Directions for this task: Lay out the stretch of material from its start through the line containing "Point [89,131,111,145]" as a numbered list, leaving out any blank lines.

Excerpted records:
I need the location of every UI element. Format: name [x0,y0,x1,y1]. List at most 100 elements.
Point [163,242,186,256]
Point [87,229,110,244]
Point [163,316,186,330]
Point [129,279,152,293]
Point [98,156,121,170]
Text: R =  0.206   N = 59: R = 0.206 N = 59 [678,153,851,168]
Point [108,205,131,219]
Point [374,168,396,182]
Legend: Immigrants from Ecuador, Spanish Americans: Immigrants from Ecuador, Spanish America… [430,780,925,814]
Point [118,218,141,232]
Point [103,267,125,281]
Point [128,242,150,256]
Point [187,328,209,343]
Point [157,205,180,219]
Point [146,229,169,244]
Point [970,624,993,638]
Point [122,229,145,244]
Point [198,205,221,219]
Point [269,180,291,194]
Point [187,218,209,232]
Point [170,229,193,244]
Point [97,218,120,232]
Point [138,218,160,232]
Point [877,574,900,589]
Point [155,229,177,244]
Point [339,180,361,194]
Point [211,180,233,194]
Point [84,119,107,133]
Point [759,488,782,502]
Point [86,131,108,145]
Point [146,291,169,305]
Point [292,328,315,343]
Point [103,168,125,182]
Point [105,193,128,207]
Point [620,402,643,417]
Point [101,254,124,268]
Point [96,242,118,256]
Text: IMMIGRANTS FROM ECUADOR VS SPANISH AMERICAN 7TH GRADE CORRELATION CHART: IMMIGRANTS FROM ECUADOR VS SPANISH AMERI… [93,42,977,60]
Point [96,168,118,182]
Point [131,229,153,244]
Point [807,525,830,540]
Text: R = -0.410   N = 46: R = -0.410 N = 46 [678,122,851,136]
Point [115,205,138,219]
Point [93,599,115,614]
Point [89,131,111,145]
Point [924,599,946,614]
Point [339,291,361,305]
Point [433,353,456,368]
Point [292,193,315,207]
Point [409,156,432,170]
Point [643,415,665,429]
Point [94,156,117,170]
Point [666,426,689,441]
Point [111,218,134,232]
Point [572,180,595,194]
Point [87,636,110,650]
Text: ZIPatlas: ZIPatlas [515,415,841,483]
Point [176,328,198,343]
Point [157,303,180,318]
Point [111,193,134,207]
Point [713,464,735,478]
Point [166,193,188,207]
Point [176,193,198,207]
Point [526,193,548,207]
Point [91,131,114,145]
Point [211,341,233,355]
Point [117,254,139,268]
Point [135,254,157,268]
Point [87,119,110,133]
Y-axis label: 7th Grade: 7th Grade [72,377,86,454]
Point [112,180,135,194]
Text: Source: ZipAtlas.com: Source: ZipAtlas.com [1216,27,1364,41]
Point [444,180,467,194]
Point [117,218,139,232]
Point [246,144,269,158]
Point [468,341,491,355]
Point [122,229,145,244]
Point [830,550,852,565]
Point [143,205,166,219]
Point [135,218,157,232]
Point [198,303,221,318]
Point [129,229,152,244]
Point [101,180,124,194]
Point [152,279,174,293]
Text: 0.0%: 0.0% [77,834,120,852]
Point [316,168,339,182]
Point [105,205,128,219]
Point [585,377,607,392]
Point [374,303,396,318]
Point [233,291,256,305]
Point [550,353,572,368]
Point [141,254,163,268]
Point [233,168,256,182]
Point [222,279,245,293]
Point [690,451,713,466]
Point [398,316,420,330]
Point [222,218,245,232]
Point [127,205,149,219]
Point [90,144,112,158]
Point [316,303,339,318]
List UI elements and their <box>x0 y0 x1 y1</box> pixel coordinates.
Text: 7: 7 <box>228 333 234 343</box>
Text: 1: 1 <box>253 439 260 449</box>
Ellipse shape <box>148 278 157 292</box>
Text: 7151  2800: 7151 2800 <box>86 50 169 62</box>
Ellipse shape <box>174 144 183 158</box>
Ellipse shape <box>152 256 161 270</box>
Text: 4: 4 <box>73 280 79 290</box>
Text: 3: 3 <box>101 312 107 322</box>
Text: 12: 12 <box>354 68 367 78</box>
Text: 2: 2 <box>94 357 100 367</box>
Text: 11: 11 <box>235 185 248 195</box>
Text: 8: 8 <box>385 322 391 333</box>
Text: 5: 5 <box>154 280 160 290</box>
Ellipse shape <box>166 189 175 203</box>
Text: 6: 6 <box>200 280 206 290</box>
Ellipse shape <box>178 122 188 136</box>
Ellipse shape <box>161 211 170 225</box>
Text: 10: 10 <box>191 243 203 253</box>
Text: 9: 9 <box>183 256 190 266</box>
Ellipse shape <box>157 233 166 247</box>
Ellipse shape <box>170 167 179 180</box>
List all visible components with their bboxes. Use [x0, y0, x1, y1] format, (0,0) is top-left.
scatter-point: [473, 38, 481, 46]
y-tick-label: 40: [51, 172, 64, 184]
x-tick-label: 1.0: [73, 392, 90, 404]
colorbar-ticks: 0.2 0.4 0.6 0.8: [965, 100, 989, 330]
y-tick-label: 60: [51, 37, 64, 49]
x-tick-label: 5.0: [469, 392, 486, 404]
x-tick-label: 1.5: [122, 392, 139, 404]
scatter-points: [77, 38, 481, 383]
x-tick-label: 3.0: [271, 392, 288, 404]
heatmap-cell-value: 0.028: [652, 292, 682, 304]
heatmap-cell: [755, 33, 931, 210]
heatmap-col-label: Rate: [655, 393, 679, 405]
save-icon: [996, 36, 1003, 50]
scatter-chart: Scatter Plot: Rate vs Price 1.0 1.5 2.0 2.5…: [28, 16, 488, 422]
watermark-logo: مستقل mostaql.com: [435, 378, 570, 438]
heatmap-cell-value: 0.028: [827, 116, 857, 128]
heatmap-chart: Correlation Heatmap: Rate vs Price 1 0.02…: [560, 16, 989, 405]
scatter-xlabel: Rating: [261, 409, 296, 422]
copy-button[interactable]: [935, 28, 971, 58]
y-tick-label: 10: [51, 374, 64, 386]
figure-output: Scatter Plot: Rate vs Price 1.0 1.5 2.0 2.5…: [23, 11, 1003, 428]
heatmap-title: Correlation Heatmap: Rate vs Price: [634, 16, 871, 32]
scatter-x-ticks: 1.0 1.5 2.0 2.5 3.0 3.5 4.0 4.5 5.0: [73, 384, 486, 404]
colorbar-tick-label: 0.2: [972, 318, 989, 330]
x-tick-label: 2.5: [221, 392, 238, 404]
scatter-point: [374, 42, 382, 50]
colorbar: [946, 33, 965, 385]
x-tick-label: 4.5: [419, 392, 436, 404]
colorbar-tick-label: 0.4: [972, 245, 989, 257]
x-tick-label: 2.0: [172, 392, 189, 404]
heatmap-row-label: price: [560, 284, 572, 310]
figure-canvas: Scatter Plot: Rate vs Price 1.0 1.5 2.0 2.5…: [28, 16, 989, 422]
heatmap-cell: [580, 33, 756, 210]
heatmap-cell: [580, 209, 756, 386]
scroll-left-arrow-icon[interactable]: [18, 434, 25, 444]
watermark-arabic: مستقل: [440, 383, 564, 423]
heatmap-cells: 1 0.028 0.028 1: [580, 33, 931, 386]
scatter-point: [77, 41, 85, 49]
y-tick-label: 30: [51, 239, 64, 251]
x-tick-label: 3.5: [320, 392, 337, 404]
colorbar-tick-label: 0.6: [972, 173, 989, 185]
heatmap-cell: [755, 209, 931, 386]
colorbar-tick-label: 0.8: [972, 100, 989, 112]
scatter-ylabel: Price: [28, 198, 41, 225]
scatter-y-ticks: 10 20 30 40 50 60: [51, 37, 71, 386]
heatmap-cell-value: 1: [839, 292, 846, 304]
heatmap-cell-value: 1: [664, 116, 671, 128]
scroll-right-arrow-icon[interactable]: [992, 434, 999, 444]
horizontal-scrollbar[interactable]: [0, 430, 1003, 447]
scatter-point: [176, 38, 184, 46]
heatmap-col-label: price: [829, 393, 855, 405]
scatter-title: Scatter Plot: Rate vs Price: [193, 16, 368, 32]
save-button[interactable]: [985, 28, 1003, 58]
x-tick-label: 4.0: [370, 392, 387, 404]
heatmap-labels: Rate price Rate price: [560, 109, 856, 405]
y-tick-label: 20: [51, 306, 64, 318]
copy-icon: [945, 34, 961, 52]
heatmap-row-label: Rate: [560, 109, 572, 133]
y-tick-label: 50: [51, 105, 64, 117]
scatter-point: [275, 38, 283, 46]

Response:
1. I need the location of every UI element. Format: name [x0,y0,x1,y1]. List at most 100 elements.
2. Point [163,242,186,256]
3. Point [87,229,110,244]
4. Point [163,316,186,330]
5. Point [129,279,152,293]
6. Point [98,156,121,170]
7. Text: R =  0.206   N = 59: R = 0.206 N = 59 [678,153,851,168]
8. Point [108,205,131,219]
9. Point [374,168,396,182]
10. Legend: Immigrants from Ecuador, Spanish Americans: Immigrants from Ecuador, Spanish America… [430,780,925,814]
11. Point [118,218,141,232]
12. Point [103,267,125,281]
13. Point [128,242,150,256]
14. Point [187,328,209,343]
15. Point [157,205,180,219]
16. Point [146,229,169,244]
17. Point [970,624,993,638]
18. Point [122,229,145,244]
19. Point [198,205,221,219]
20. Point [269,180,291,194]
21. Point [187,218,209,232]
22. Point [170,229,193,244]
23. Point [97,218,120,232]
24. Point [138,218,160,232]
25. Point [877,574,900,589]
26. Point [155,229,177,244]
27. Point [339,180,361,194]
28. Point [211,180,233,194]
29. Point [84,119,107,133]
30. Point [759,488,782,502]
31. Point [86,131,108,145]
32. Point [146,291,169,305]
33. Point [292,328,315,343]
34. Point [103,168,125,182]
35. Point [105,193,128,207]
36. Point [620,402,643,417]
37. Point [101,254,124,268]
38. Point [96,242,118,256]
39. Text: IMMIGRANTS FROM ECUADOR VS SPANISH AMERICAN 7TH GRADE CORRELATION CHART: IMMIGRANTS FROM ECUADOR VS SPANISH AMERI… [93,42,977,60]
40. Point [96,168,118,182]
41. Point [131,229,153,244]
42. Point [807,525,830,540]
43. Text: R = -0.410   N = 46: R = -0.410 N = 46 [678,122,851,136]
44. Point [115,205,138,219]
45. Point [93,599,115,614]
46. Point [89,131,111,145]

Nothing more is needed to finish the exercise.